_TO DO_. Count how many lines in the material below hold the word "können"; the reply is that number alone.

_DATA LINES_.
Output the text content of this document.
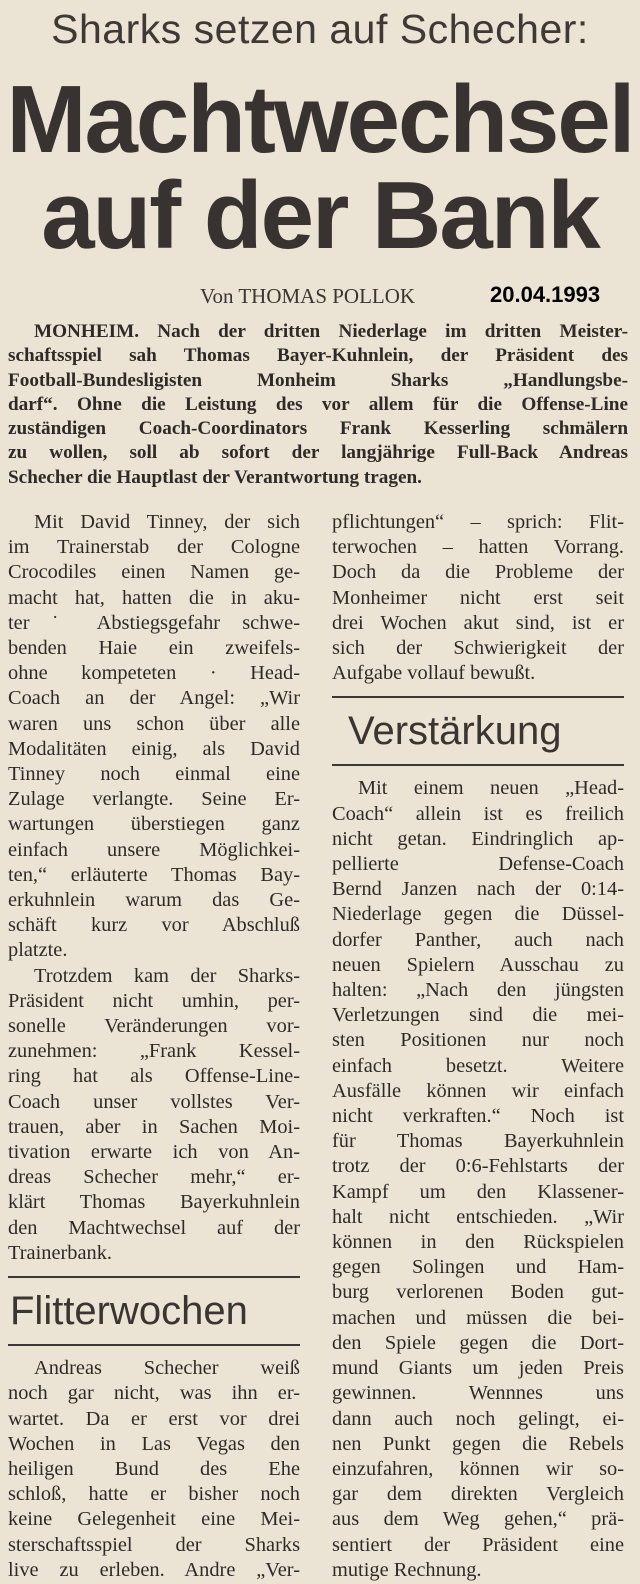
Sharks setzen auf Schecher:
Machtwechsel
auf der Bank
Von THOMAS POLLOK	20.04.1993
MONHEIM. Nach der dritten Niederlage im dritten Meister-
schaftsspiel sah Thomas Bayer-Kuhnlein, der Präsident des
Football-Bundesligisten Monheim Sharks „Handlungsbe-
darf“. Ohne die Leistung des vor allem für die Offense-Line
zuständigen Coach-Coordinators Frank Kesserling schmälern
zu wollen, soll ab sofort der langjährige Full-Back Andreas
Schecher die Hauptlast der Verantwortung tragen.
Mit David Tinney, der sich
im Trainerstab der Cologne
Crocodiles einen Namen ge-
macht hat, hatten die in aku-
ter ˙ Abstiegsgefahr schwe-
benden Haie ein zweifels-
ohne kompeteten · Head-
Coach an der Angel: „Wir
waren uns schon über alle
Modalitäten einig, als David
Tinney noch einmal eine
Zulage verlangte. Seine Er-
wartungen überstiegen ganz
einfach unsere Möglichkei-
ten,“ erläuterte Thomas Bay-
erkuhnlein warum das Ge-
schäft kurz vor Abschluß
platzte.
Trotzdem kam der Sharks-
Präsident nicht umhin, per-
sonelle Veränderungen vor-
zunehmen: „Frank Kessel-
ring hat als Offense-Line-
Coach unser vollstes Ver-
trauen, aber in Sachen Moi-
tivation erwarte ich von An-
dreas Schecher mehr,“ er-
klärt Thomas Bayerkuhnlein
den Machtwechsel auf der
Trainerbank.
Flitterwochen
Andreas Schecher weiß
noch gar nicht, was ihn er-
wartet. Da er erst vor drei
Wochen in Las Vegas den
heiligen Bund des Ehe
schloß, hatte er bisher noch
keine Gelegenheit eine Mei-
sterschaftsspiel der Sharks
live zu erleben. Andre „Ver-
pflichtungen“ – sprich: Flit-
terwochen – hatten Vorrang.
Doch da die Probleme der
Monheimer nicht erst seit
drei Wochen akut sind, ist er
sich der Schwierigkeit der
Aufgabe vollauf bewußt.
Verstärkung
Mit einem neuen „Head-
Coach“ allein ist es freilich
nicht getan. Eindringlich ap-
pellierte Defense-Coach
Bernd Janzen nach der 0:14-
Niederlage gegen die Düssel-
dorfer Panther, auch nach
neuen Spielern Ausschau zu
halten: „Nach den jüngsten
Verletzungen sind die mei-
sten Positionen nur noch
einfach besetzt. Weitere
Ausfälle können wir einfach
nicht verkraften.“ Noch ist
für Thomas Bayerkuhnlein
trotz der 0:6-Fehlstarts der
Kampf um den Klassener-
halt nicht entschieden. „Wir
können in den Rückspielen
gegen Solingen und Ham-
burg verlorenen Boden gut-
machen und müssen die bei-
den Spiele gegen die Dort-
mund Giants um jeden Preis
gewinnen. Wennnes uns
dann auch noch gelingt, ei-
nen Punkt gegen die Rebels
einzufahren, können wir so-
gar dem direkten Vergleich
aus dem Weg gehen,“ prä-
sentiert der Präsident eine
mutige Rechnung.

_RESULT FOR THIS TASK_. 3